■ Given data
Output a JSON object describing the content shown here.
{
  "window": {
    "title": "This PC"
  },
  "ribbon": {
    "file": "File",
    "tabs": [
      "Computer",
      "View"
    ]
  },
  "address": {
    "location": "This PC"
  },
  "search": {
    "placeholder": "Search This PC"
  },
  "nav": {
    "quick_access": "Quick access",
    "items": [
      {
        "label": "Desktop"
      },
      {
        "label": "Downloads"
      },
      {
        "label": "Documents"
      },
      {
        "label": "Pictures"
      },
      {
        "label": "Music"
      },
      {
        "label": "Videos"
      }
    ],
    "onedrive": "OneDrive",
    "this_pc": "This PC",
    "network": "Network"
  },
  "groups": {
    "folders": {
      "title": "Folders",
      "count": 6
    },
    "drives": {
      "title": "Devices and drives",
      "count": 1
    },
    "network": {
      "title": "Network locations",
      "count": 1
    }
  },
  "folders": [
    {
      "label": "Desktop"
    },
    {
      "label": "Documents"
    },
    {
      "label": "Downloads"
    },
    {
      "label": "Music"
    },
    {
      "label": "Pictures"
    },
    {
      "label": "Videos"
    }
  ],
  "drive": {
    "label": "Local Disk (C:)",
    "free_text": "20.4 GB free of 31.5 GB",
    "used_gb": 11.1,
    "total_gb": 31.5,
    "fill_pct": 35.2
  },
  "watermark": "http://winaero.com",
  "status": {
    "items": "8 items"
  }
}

■ What you have to do
Repeat the data above exactly.

■ Task result
Output a JSON object describing the content shown here.
{
  "window": {
    "title": "This PC"
  },
  "ribbon": {
    "file": "File",
    "tabs": [
      "Computer",
      "View"
    ]
  },
  "address": {
    "location": "This PC"
  },
  "search": {
    "placeholder": "Search This PC"
  },
  "nav": {
    "quick_access": "Quick access",
    "items": [
      {
        "label": "Desktop"
      },
      {
        "label": "Downloads"
      },
      {
        "label": "Documents"
      },
      {
        "label": "Pictures"
      },
      {
        "label": "Music"
      },
      {
        "label": "Videos"
      }
    ],
    "onedrive": "OneDrive",
    "this_pc": "This PC",
    "network": "Network"
  },
  "groups": {
    "folders": {
      "title": "Folders",
      "count": 6
    },
    "drives": {
      "title": "Devices and drives",
      "count": 1
    },
    "network": {
      "title": "Network locations",
      "count": 1
    }
  },
  "folders": [
    {
      "label": "Desktop"
    },
    {
      "label": "Documents"
    },
    {
      "label": "Downloads"
    },
    {
      "label": "Music"
    },
    {
      "label": "Pictures"
    },
    {
      "label": "Videos"
    }
  ],
  "drive": {
    "label": "Local Disk (C:)",
    "free_text": "20.4 GB free of 31.5 GB",
    "used_gb": 11.1,
    "total_gb": 31.5,
    "fill_pct": 35.2
  },
  "watermark": "http://winaero.com",
  "status": {
    "items": "8 items"
  }
}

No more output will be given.